(Aim of the task):
Pictures in the records should not be copied, but every other part must be repeated exactly.

(Available data):
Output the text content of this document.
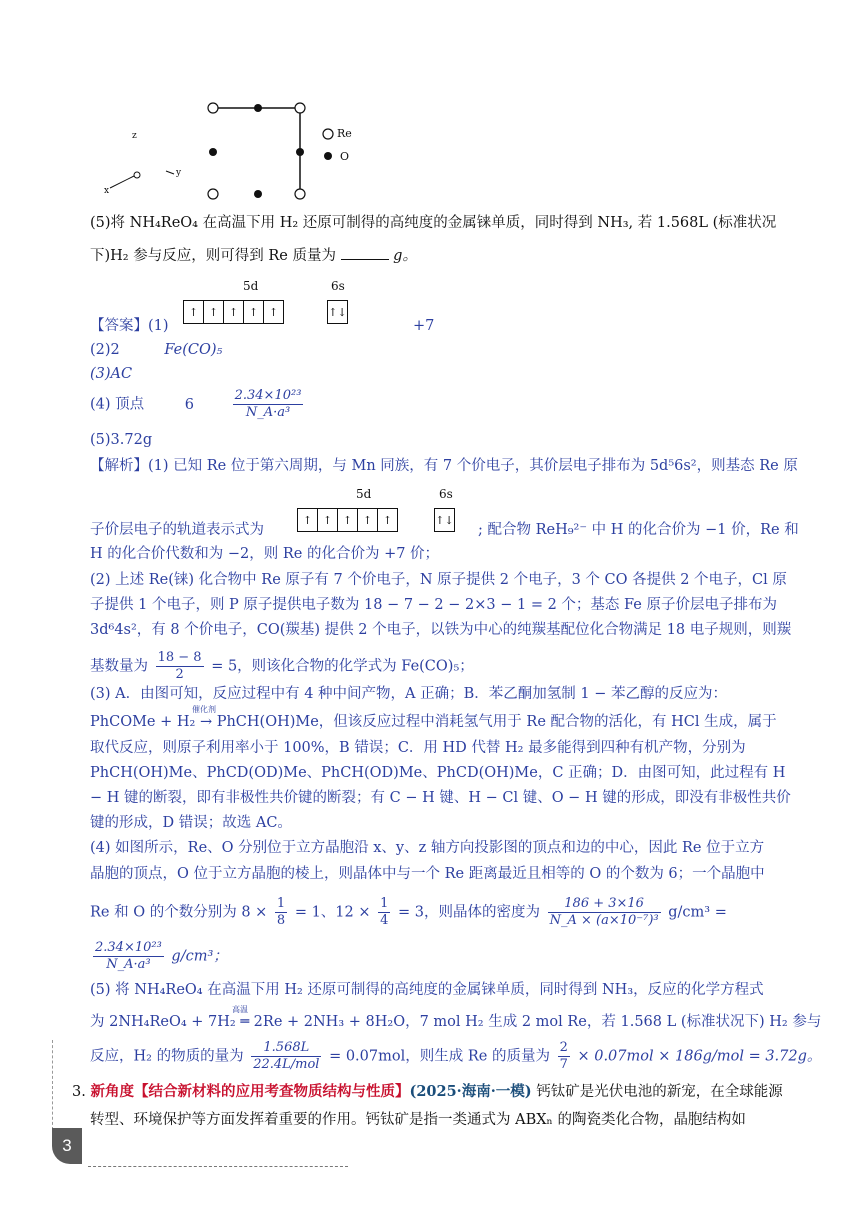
Re
O
z
y
x
(5)将 NH₄ReO₄ 在高温下用 H₂ 还原可制得的高纯度的金属铼单质，同时得到 NH₃, 若 1.568L (标准状况
下)H₂ 参与反应，则可得到 Re 质量为	g。
5d	6s
【答案】(1)
↑ ↑ ↑ ↑ ↑	↑↓
+7
(2)2	Fe(CO)₅
(3)AC
(4) 顶点	6	$\frac{\text{2.34×10²³}}{\text{N\_A·a³}}$
(5)3.72g
【解析】(1) 已知 Re 位于第六周期，与 Mn 同族，有 7 个价电子，其价层电子排布为 5d⁵6s²，则基态 Re 原
5d	6s
子价层电子的轨道表示式为
↑ ↑ ↑ ↑ ↑	↑↓
; 配合物 ReH₉²⁻ 中 H 的化合价为 −1 价，Re 和
H 的化合价代数和为 −2，则 Re 的化合价为 +7 价；
(2) 上述 Re(铼) 化合物中 Re 原子有 7 个价电子，N 原子提供 2 个电子，3 个 CO 各提供 2 个电子，Cl 原
子提供 1 个电子，则 P 原子提供电子数为 18 − 7 − 2 − 2×3 − 1 = 2 个；基态 Fe 原子价层电子排布为
3d⁶4s²，有 8 个价电子，CO(羰基) 提供 2 个电子，以铁为中心的纯羰基配位化合物满足 18 电子规则，则羰
基数量为 $\frac{18 - 8}{2} = 5$，则该化合物的化学式为 Fe(CO)₅；
(3) A．由图可知，反应过程中有 4 种中间产物，A 正确；B．苯乙酮加氢制 1 − 苯乙醇的反应为：
催化剂
PhCOMe + H₂ → PhCH(OH)Me，但该反应过程中消耗氢气用于 Re 配合物的活化，有 HCl 生成，属于
取代反应，则原子利用率小于 100%，B 错误；C．用 HD 代替 H₂ 最多能得到四种有机产物，分别为
PhCH(OH)Me、PhCD(OD)Me、PhCH(OD)Me、PhCD(OH)Me，C 正确；D．由图可知，此过程有 H
− H 键的断裂，即有非极性共价键的断裂；有 C − H 键、H − Cl 键、O − H 键的形成，即没有非极性共价
键的形成，D 错误；故选 AC。
(4) 如图所示，Re、O 分别位于立方晶胞沿 x、y、z 轴方向投影图的顶点和边的中心，因此 Re 位于立方
晶胞的顶点，O 位于立方晶胞的棱上，则晶体中与一个 Re 距离最近且相等的 O 的个数为 6；一个晶胞中
Re 和 O 的个数分别为 $8 \times \frac{1}{8} = 1$、$12 \times \frac{1}{4} = 3$，则晶体的密度为 $\frac{186 + 3\times 16}{\text{N\_A × (a×10⁻⁷)³}} g/cm^3$ =
$\frac{\text{2.34×10²³}}{\text{N\_A·a³}} g/cm^3$；
(5) 将 NH₄ReO₄ 在高温下用 H₂ 还原可制得的高纯度的金属铼单质，同时得到 NH₃，反应的化学方程式
高温
为 2NH₄ReO₄ + 7H₂ ═ 2Re + 2NH₃ + 8H₂O，7 mol H₂ 生成 2 mol Re，若 1.568 L (标准状况下) H₂ 参与
反应，H₂ 的物质的量为 $\frac{1.568L}{\text{22.4L/mol}} = 0.07mol$，则生成 Re 的质量为 $\frac{2}{7} \times 0.07mol \times 186g/mol = 3.72g$。
3. 新角度【结合新材料的应用考查物质结构与性质】(2025·海南·一模) 钙钛矿是光伏电池的新宠，在全球能源
转型、环境保护等方面发挥着重要的作用。钙钛矿是指一类通式为 ABXₙ 的陶瓷类化合物，晶胞结构如
3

(Completed exercise):
Output the text content of this document.
Re
O
z
y
x
(5)将 NH₄ReO₄ 在高温下用 H₂ 还原可制得的高纯度的金属铼单质，同时得到 NH₃, 若 1.568L (标准状况
下)H₂ 参与反应，则可得到 Re 质量为	g。
5d	6s
【答案】(1)
↑ ↑ ↑ ↑ ↑	↑↓
+7
(2)2	Fe(CO)₅
(3)AC
(4) 顶点	6	$\frac{\text{2.34×10²³}}{\text{N\_A·a³}}$
(5)3.72g
【解析】(1) 已知 Re 位于第六周期，与 Mn 同族，有 7 个价电子，其价层电子排布为 5d⁵6s²，则基态 Re 原
5d	6s
子价层电子的轨道表示式为
↑ ↑ ↑ ↑ ↑	↑↓
; 配合物 ReH₉²⁻ 中 H 的化合价为 −1 价，Re 和
H 的化合价代数和为 −2，则 Re 的化合价为 +7 价；
(2) 上述 Re(铼) 化合物中 Re 原子有 7 个价电子，N 原子提供 2 个电子，3 个 CO 各提供 2 个电子，Cl 原
子提供 1 个电子，则 P 原子提供电子数为 18 − 7 − 2 − 2×3 − 1 = 2 个；基态 Fe 原子价层电子排布为
3d⁶4s²，有 8 个价电子，CO(羰基) 提供 2 个电子，以铁为中心的纯羰基配位化合物满足 18 电子规则，则羰
基数量为 $\frac{18 - 8}{2} = 5$，则该化合物的化学式为 Fe(CO)₅；
(3) A．由图可知，反应过程中有 4 种中间产物，A 正确；B．苯乙酮加氢制 1 − 苯乙醇的反应为：
催化剂
PhCOMe + H₂ → PhCH(OH)Me，但该反应过程中消耗氢气用于 Re 配合物的活化，有 HCl 生成，属于
取代反应，则原子利用率小于 100%，B 错误；C．用 HD 代替 H₂ 最多能得到四种有机产物，分别为
PhCH(OH)Me、PhCD(OD)Me、PhCH(OD)Me、PhCD(OH)Me，C 正确；D．由图可知，此过程有 H
− H 键的断裂，即有非极性共价键的断裂；有 C − H 键、H − Cl 键、O − H 键的形成，即没有非极性共价
键的形成，D 错误；故选 AC。
(4) 如图所示，Re、O 分别位于立方晶胞沿 x、y、z 轴方向投影图的顶点和边的中心，因此 Re 位于立方
晶胞的顶点，O 位于立方晶胞的棱上，则晶体中与一个 Re 距离最近且相等的 O 的个数为 6；一个晶胞中
Re 和 O 的个数分别为 $8 \times \frac{1}{8} = 1$、$12 \times \frac{1}{4} = 3$，则晶体的密度为 $\frac{186 + 3\times 16}{\text{N\_A × (a×10⁻⁷)³}} g/cm^3$ =
$\frac{\text{2.34×10²³}}{\text{N\_A·a³}} g/cm^3$；
(5) 将 NH₄ReO₄ 在高温下用 H₂ 还原可制得的高纯度的金属铼单质，同时得到 NH₃，反应的化学方程式
高温
为 2NH₄ReO₄ + 7H₂ ═ 2Re + 2NH₃ + 8H₂O，7 mol H₂ 生成 2 mol Re，若 1.568 L (标准状况下) H₂ 参与
反应，H₂ 的物质的量为 $\frac{1.568L}{\text{22.4L/mol}} = 0.07mol$，则生成 Re 的质量为 $\frac{2}{7} \times 0.07mol \times 186g/mol = 3.72g$。
3. 新角度【结合新材料的应用考查物质结构与性质】(2025·海南·一模) 钙钛矿是光伏电池的新宠，在全球能源
转型、环境保护等方面发挥着重要的作用。钙钛矿是指一类通式为 ABXₙ 的陶瓷类化合物，晶胞结构如
3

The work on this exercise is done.